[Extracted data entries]
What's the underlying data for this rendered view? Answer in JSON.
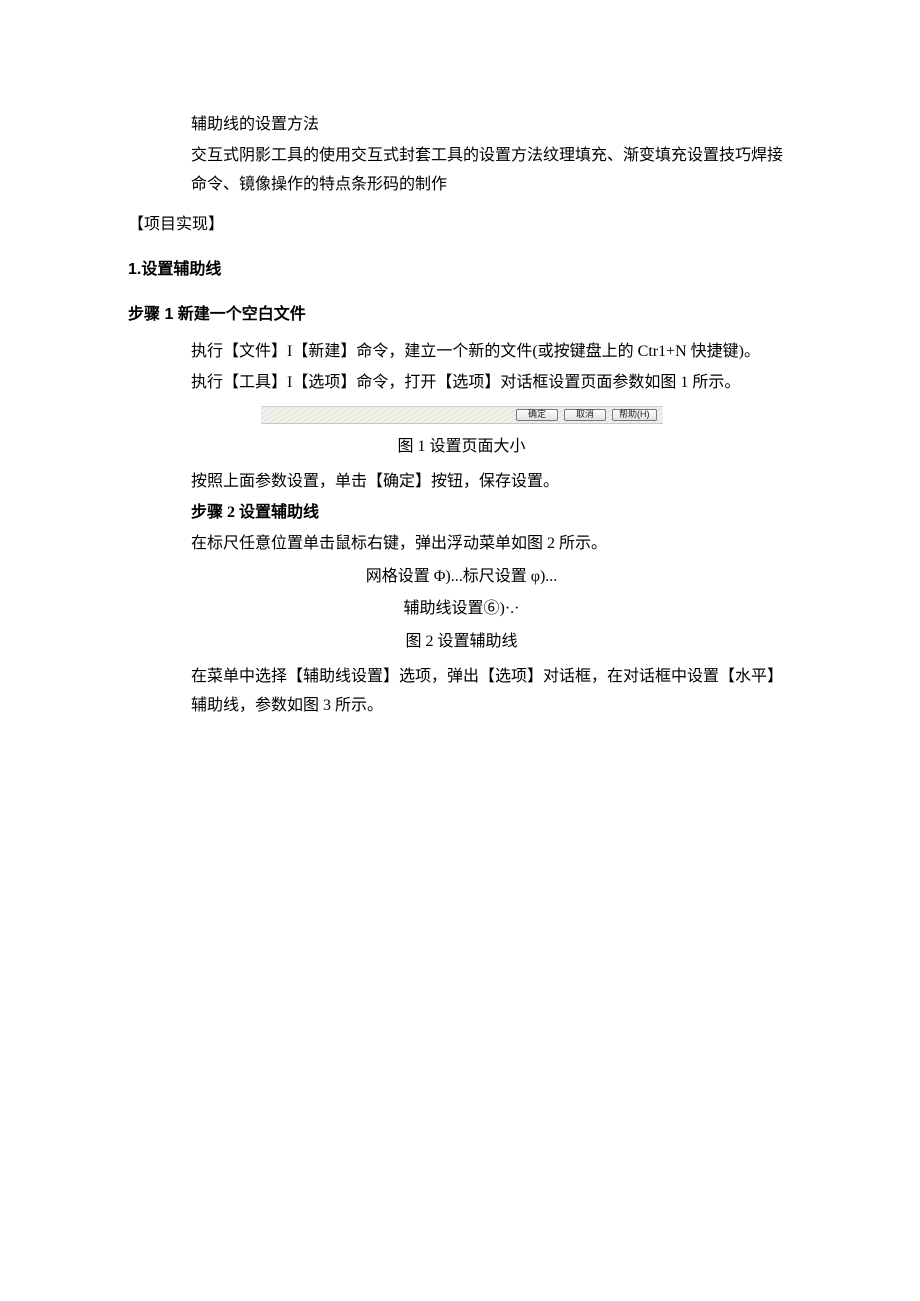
{
  "bullet1": "辅助线的设置方法",
  "bullet2": "交互式阴影工具的使用交互式封套工具的设置方法纹理填充、渐变填充设置技巧焊接命令、镜像操作的特点条形码的制作",
  "sectionHeader": "【项目实现】",
  "h1": "1.设置辅助线",
  "h2": "步骤 1 新建一个空白文件",
  "p1": "执行【文件】I【新建】命令，建立一个新的文件(或按键盘上的 Ctr1+N 快捷键)。",
  "p2": "执行【工具】I【选项】命令，打开【选项】对话框设置页面参数如图 1 所示。",
  "dialogButtons": {
    "ok": "确定",
    "cancel": "取消",
    "help": "帮助(H)"
  },
  "caption1": "图 1 设置页面大小",
  "p3": "按照上面参数设置，单击【确定】按钮，保存设置。",
  "h3": "步骤 2 设置辅助线",
  "p4": "在标尺任意位置单击鼠标右键，弹出浮动菜单如图 2 所示。",
  "menuLine1": "网格设置 Φ)...标尺设置 φ)...",
  "menuLine2": "辅助线设置⑥)·.·",
  "caption2": "图 2 设置辅助线",
  "p5": "在菜单中选择【辅助线设置】选项，弹出【选项】对话框，在对话框中设置【水平】辅助线，参数如图 3 所示。"
}
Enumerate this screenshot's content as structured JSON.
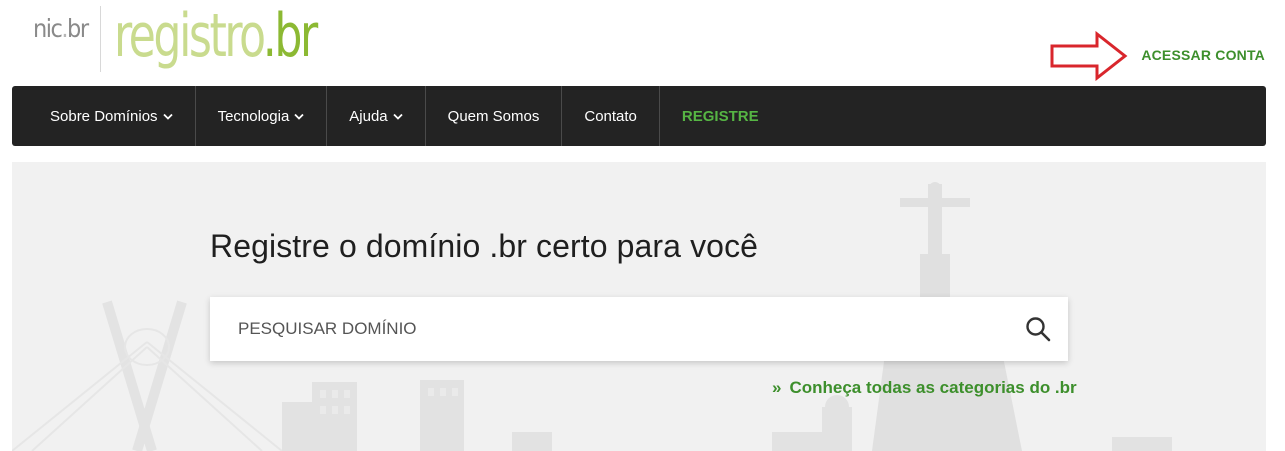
{
  "header": {
    "nic_logo_prefix": "nic",
    "nic_logo_dot": ".",
    "nic_logo_suffix": "br",
    "logo_main": "registro",
    "logo_suffix": ".br",
    "account_link": "ACESSAR CONTA"
  },
  "nav": {
    "items": [
      {
        "label": "Sobre Domínios",
        "has_dropdown": true
      },
      {
        "label": "Tecnologia",
        "has_dropdown": true
      },
      {
        "label": "Ajuda",
        "has_dropdown": true
      },
      {
        "label": "Quem Somos",
        "has_dropdown": false
      },
      {
        "label": "Contato",
        "has_dropdown": false
      },
      {
        "label": "REGISTRE",
        "has_dropdown": false
      }
    ]
  },
  "hero": {
    "title": "Registre o domínio .br certo para você",
    "search_placeholder": "PESQUISAR DOMÍNIO",
    "categories_prefix": "»",
    "categories_link": "Conheça todas as categorias do .br"
  },
  "icons": {
    "search": "search-icon",
    "dropdown": "chevron-down-icon",
    "annotation": "red-arrow-icon"
  },
  "colors": {
    "brand_green": "#3d8f2c",
    "logo_green_light": "#c9db8e",
    "logo_green_dark": "#8cb933",
    "nav_bg": "#232323",
    "register_green": "#56b544",
    "annotation_red": "#d9262c"
  }
}
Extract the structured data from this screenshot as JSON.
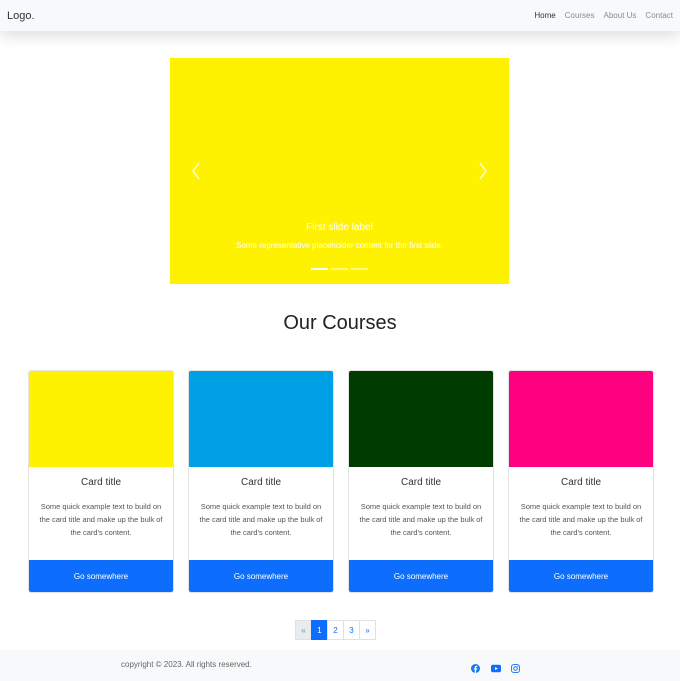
{
  "navbar": {
    "brand": "Logo.",
    "links": [
      "Home",
      "Courses",
      "About Us",
      "Contact"
    ]
  },
  "carousel": {
    "slide_color": "#fff200",
    "prev_icon": "chevron-left-icon",
    "next_icon": "chevron-right-icon",
    "caption_title": "First slide label",
    "caption_text": "Some representative placeholder content for the first slide.",
    "indicator_count": 3,
    "active_indicator": 0
  },
  "section": {
    "title": "Our Courses"
  },
  "cards": [
    {
      "color": "#fff200",
      "title": "Card title",
      "text": "Some quick example text to build on the card title and make up the bulk of the card's content.",
      "button": "Go somewhere"
    },
    {
      "color": "#00a0e4",
      "title": "Card title",
      "text": "Some quick example text to build on the card title and make up the bulk of the card's content.",
      "button": "Go somewhere"
    },
    {
      "color": "#003b00",
      "title": "Card title",
      "text": "Some quick example text to build on the card title and make up the bulk of the card's content.",
      "button": "Go somewhere"
    },
    {
      "color": "#ff0080",
      "title": "Card title",
      "text": "Some quick example text to build on the card title and make up the bulk of the card's content.",
      "button": "Go somewhere"
    }
  ],
  "pagination": {
    "prev": "«",
    "pages": [
      "1",
      "2",
      "3"
    ],
    "active": "1",
    "next": "»"
  },
  "footer": {
    "copyright": "copyright © 2023. All rights reserved.",
    "social_icons": [
      "facebook-icon",
      "youtube-icon",
      "instagram-icon"
    ]
  },
  "colors": {
    "primary": "#0d6efd",
    "facebook": "#1877f2",
    "youtube": "#0d6efd",
    "instagram": "#0d6efd"
  }
}
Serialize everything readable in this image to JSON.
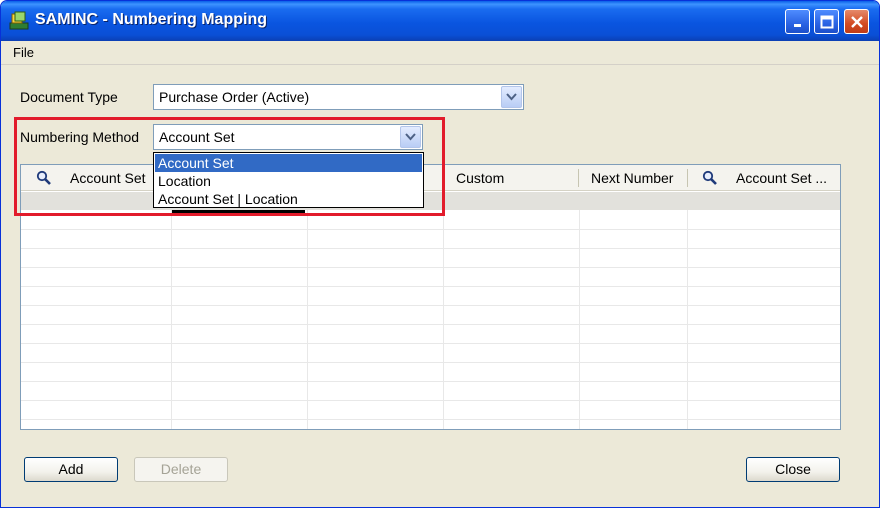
{
  "window": {
    "title": "SAMINC - Numbering Mapping",
    "icons": {
      "app": "saminc-app-icon",
      "minimize": "minimize-icon",
      "maximize": "maximize-icon",
      "close": "close-icon"
    }
  },
  "menu": {
    "file": "File"
  },
  "form": {
    "document_type_label": "Document Type",
    "document_type_value": "Purchase Order (Active)",
    "numbering_method_label": "Numbering Method",
    "numbering_method_value": "Account Set"
  },
  "dropdown": {
    "options": [
      "Account Set",
      "Location",
      "Account Set | Location"
    ],
    "selected_index": 0
  },
  "grid": {
    "columns": [
      {
        "label": "Account Set",
        "icon": "search-icon"
      },
      {
        "label": ""
      },
      {
        "label": ""
      },
      {
        "label": "Custom"
      },
      {
        "label": "Next Number"
      },
      {
        "label": "Account Set ...",
        "icon": "search-icon"
      }
    ],
    "rows": []
  },
  "buttons": {
    "add": "Add",
    "delete": "Delete",
    "close": "Close"
  },
  "colors": {
    "title_bar": "#0a55e0",
    "highlight": "#e21b2b",
    "selection": "#316ac5",
    "window_bg": "#ece9d8"
  }
}
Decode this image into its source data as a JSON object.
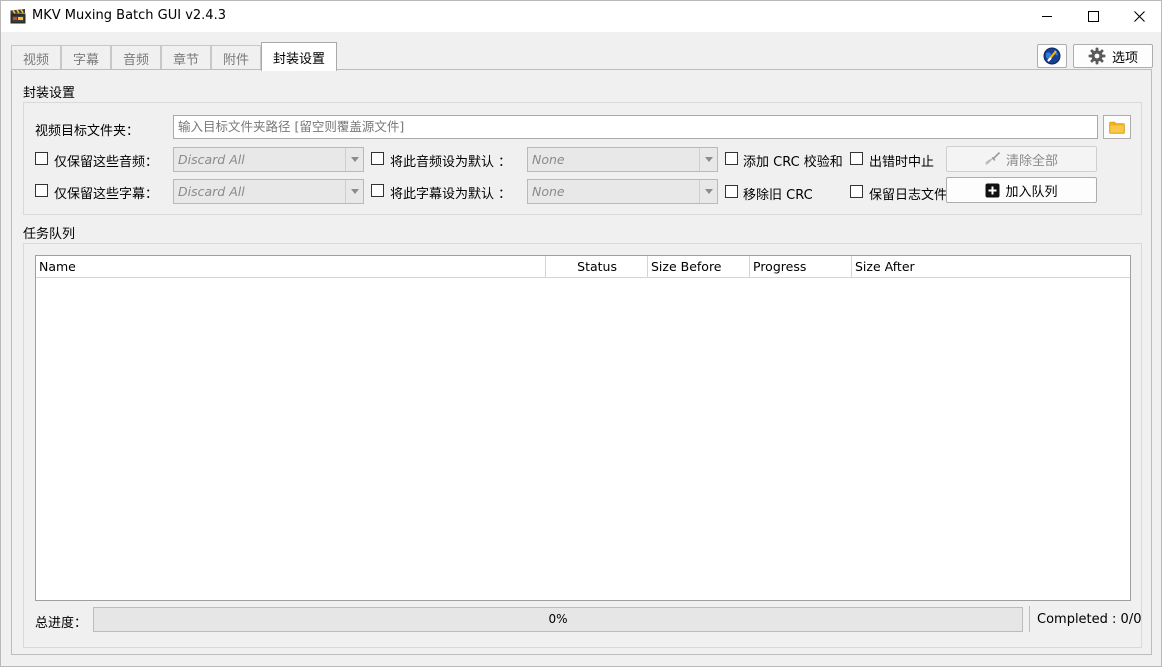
{
  "window": {
    "title": "MKV Muxing Batch GUI v2.4.3"
  },
  "tabs": [
    {
      "label": "视频"
    },
    {
      "label": "字幕"
    },
    {
      "label": "音频"
    },
    {
      "label": "章节"
    },
    {
      "label": "附件"
    },
    {
      "label": "封装设置"
    }
  ],
  "active_tab": 5,
  "toolbar": {
    "options_label": "选项"
  },
  "mux_settings": {
    "section_title": "封装设置",
    "output_folder": {
      "label": "视频目标文件夹：",
      "value": "",
      "placeholder": "输入目标文件夹路径 [留空则覆盖源文件]"
    },
    "keep_audio": {
      "label": "仅保留这些音频：",
      "checked": false,
      "combo_value": "Discard All"
    },
    "keep_subs": {
      "label": "仅保留这些字幕：",
      "checked": false,
      "combo_value": "Discard All"
    },
    "default_audio": {
      "label": "将此音频设为默认 ：",
      "checked": false,
      "combo_value": "None"
    },
    "default_subs": {
      "label": "将此字幕设为默认 ：",
      "checked": false,
      "combo_value": "None"
    },
    "add_crc": {
      "label": "添加 CRC 校验和",
      "checked": false
    },
    "remove_crc": {
      "label": "移除旧 CRC",
      "checked": false
    },
    "abort_on_error": {
      "label": "出错时中止",
      "checked": false
    },
    "keep_log": {
      "label": "保留日志文件",
      "checked": false
    },
    "clear_all_label": "清除全部",
    "add_to_queue_label": "加入队列"
  },
  "queue": {
    "section_title": "任务队列",
    "columns": [
      "Name",
      "Status",
      "Size Before",
      "Progress",
      "Size After"
    ],
    "rows": []
  },
  "footer": {
    "total_progress_label": "总进度：",
    "progress_value": 0,
    "progress_text": "0%",
    "completed_text": "Completed : 0/0"
  },
  "colors": {
    "window_bg": "#f0f0f0",
    "progress_fill": "#06b025",
    "folder_icon": "#f2b01e"
  }
}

PROBLEM :: Without including any picture, repeat the data exactly.

SOLVED EXERCISE ::
What's the underlying data for this rendered view? Answer in JSON.
{
  "bullet1": "辅助线的设置方法",
  "bullet2": "交互式阴影工具的使用交互式封套工具的设置方法纹理填充、渐变填充设置技巧焊接命令、镜像操作的特点条形码的制作",
  "sectionHeader": "【项目实现】",
  "h1": "1.设置辅助线",
  "h2": "步骤 1 新建一个空白文件",
  "p1": "执行【文件】I【新建】命令，建立一个新的文件(或按键盘上的 Ctr1+N 快捷键)。",
  "p2": "执行【工具】I【选项】命令，打开【选项】对话框设置页面参数如图 1 所示。",
  "dialogButtons": {
    "ok": "确定",
    "cancel": "取消",
    "help": "帮助(H)"
  },
  "caption1": "图 1 设置页面大小",
  "p3": "按照上面参数设置，单击【确定】按钮，保存设置。",
  "h3": "步骤 2 设置辅助线",
  "p4": "在标尺任意位置单击鼠标右键，弹出浮动菜单如图 2 所示。",
  "menuLine1": "网格设置 Φ)...标尺设置 φ)...",
  "menuLine2": "辅助线设置⑥)·.·",
  "caption2": "图 2 设置辅助线",
  "p5": "在菜单中选择【辅助线设置】选项，弹出【选项】对话框，在对话框中设置【水平】辅助线，参数如图 3 所示。"
}
Enumerate this screenshot's content as structured JSON.
{
  "header": {
    "nic_logo_prefix": "nic",
    "nic_logo_dot": ".",
    "nic_logo_suffix": "br",
    "logo_main": "registro",
    "logo_suffix": ".br",
    "account_link": "ACESSAR CONTA"
  },
  "nav": {
    "items": [
      {
        "label": "Sobre Domínios",
        "has_dropdown": true
      },
      {
        "label": "Tecnologia",
        "has_dropdown": true
      },
      {
        "label": "Ajuda",
        "has_dropdown": true
      },
      {
        "label": "Quem Somos",
        "has_dropdown": false
      },
      {
        "label": "Contato",
        "has_dropdown": false
      },
      {
        "label": "REGISTRE",
        "has_dropdown": false
      }
    ]
  },
  "hero": {
    "title": "Registre o domínio .br certo para você",
    "search_placeholder": "PESQUISAR DOMÍNIO",
    "categories_prefix": "»",
    "categories_link": "Conheça todas as categorias do .br"
  },
  "icons": {
    "search": "search-icon",
    "dropdown": "chevron-down-icon",
    "annotation": "red-arrow-icon"
  },
  "colors": {
    "brand_green": "#3d8f2c",
    "logo_green_light": "#c9db8e",
    "logo_green_dark": "#8cb933",
    "nav_bg": "#232323",
    "register_green": "#56b544",
    "annotation_red": "#d9262c"
  }
}
Extract the structured data from this screenshot as JSON.
{
  "navbar": {
    "brand": "Logo.",
    "links": [
      "Home",
      "Courses",
      "About Us",
      "Contact"
    ]
  },
  "carousel": {
    "slide_color": "#fff200",
    "prev_icon": "chevron-left-icon",
    "next_icon": "chevron-right-icon",
    "caption_title": "First slide label",
    "caption_text": "Some representative placeholder content for the first slide.",
    "indicator_count": 3,
    "active_indicator": 0
  },
  "section": {
    "title": "Our Courses"
  },
  "cards": [
    {
      "color": "#fff200",
      "title": "Card title",
      "text": "Some quick example text to build on the card title and make up the bulk of the card's content.",
      "button": "Go somewhere"
    },
    {
      "color": "#00a0e4",
      "title": "Card title",
      "text": "Some quick example text to build on the card title and make up the bulk of the card's content.",
      "button": "Go somewhere"
    },
    {
      "color": "#003b00",
      "title": "Card title",
      "text": "Some quick example text to build on the card title and make up the bulk of the card's content.",
      "button": "Go somewhere"
    },
    {
      "color": "#ff0080",
      "title": "Card title",
      "text": "Some quick example text to build on the card title and make up the bulk of the card's content.",
      "button": "Go somewhere"
    }
  ],
  "pagination": {
    "prev": "«",
    "pages": [
      "1",
      "2",
      "3"
    ],
    "active": "1",
    "next": "»"
  },
  "footer": {
    "copyright": "copyright © 2023. All rights reserved.",
    "social_icons": [
      "facebook-icon",
      "youtube-icon",
      "instagram-icon"
    ]
  },
  "colors": {
    "primary": "#0d6efd",
    "facebook": "#1877f2",
    "youtube": "#0d6efd",
    "instagram": "#0d6efd"
  }
}
Serialize everything readable in this image to JSON.
{
  "window": {
    "title": "SAMINC - Numbering Mapping",
    "icons": {
      "app": "saminc-app-icon",
      "minimize": "minimize-icon",
      "maximize": "maximize-icon",
      "close": "close-icon"
    }
  },
  "menu": {
    "file": "File"
  },
  "form": {
    "document_type_label": "Document Type",
    "document_type_value": "Purchase Order (Active)",
    "numbering_method_label": "Numbering Method",
    "numbering_method_value": "Account Set"
  },
  "dropdown": {
    "options": [
      "Account Set",
      "Location",
      "Account Set | Location"
    ],
    "selected_index": 0
  },
  "grid": {
    "columns": [
      {
        "label": "Account Set",
        "icon": "search-icon"
      },
      {
        "label": ""
      },
      {
        "label": ""
      },
      {
        "label": "Custom"
      },
      {
        "label": "Next Number"
      },
      {
        "label": "Account Set ...",
        "icon": "search-icon"
      }
    ],
    "rows": []
  },
  "buttons": {
    "add": "Add",
    "delete": "Delete",
    "close": "Close"
  },
  "colors": {
    "title_bar": "#0a55e0",
    "highlight": "#e21b2b",
    "selection": "#316ac5",
    "window_bg": "#ece9d8"
  }
}
Decode this image into its source data as a JSON object.
{
  "window": {
    "title": "MKV Muxing Batch GUI v2.4.3"
  },
  "tabs": [
    {
      "label": "视频"
    },
    {
      "label": "字幕"
    },
    {
      "label": "音频"
    },
    {
      "label": "章节"
    },
    {
      "label": "附件"
    },
    {
      "label": "封装设置"
    }
  ],
  "active_tab": 5,
  "toolbar": {
    "options_label": "选项"
  },
  "mux_settings": {
    "section_title": "封装设置",
    "output_folder": {
      "label": "视频目标文件夹：",
      "value": "",
      "placeholder": "输入目标文件夹路径 [留空则覆盖源文件]"
    },
    "keep_audio": {
      "label": "仅保留这些音频：",
      "checked": false,
      "combo_value": "Discard All"
    },
    "keep_subs": {
      "label": "仅保留这些字幕：",
      "checked": false,
      "combo_value": "Discard All"
    },
    "default_audio": {
      "label": "将此音频设为默认 ：",
      "checked": false,
      "combo_value": "None"
    },
    "default_subs": {
      "label": "将此字幕设为默认 ：",
      "checked": false,
      "combo_value": "None"
    },
    "add_crc": {
      "label": "添加 CRC 校验和",
      "checked": false
    },
    "remove_crc": {
      "label": "移除旧 CRC",
      "checked": false
    },
    "abort_on_error": {
      "label": "出错时中止",
      "checked": false
    },
    "keep_log": {
      "label": "保留日志文件",
      "checked": false
    },
    "clear_all_label": "清除全部",
    "add_to_queue_label": "加入队列"
  },
  "queue": {
    "section_title": "任务队列",
    "columns": [
      "Name",
      "Status",
      "Size Before",
      "Progress",
      "Size After"
    ],
    "rows": []
  },
  "footer": {
    "total_progress_label": "总进度：",
    "progress_value": 0,
    "progress_text": "0%",
    "completed_text": "Completed : 0/0"
  },
  "colors": {
    "window_bg": "#f0f0f0",
    "progress_fill": "#06b025",
    "folder_icon": "#f2b01e"
  }
}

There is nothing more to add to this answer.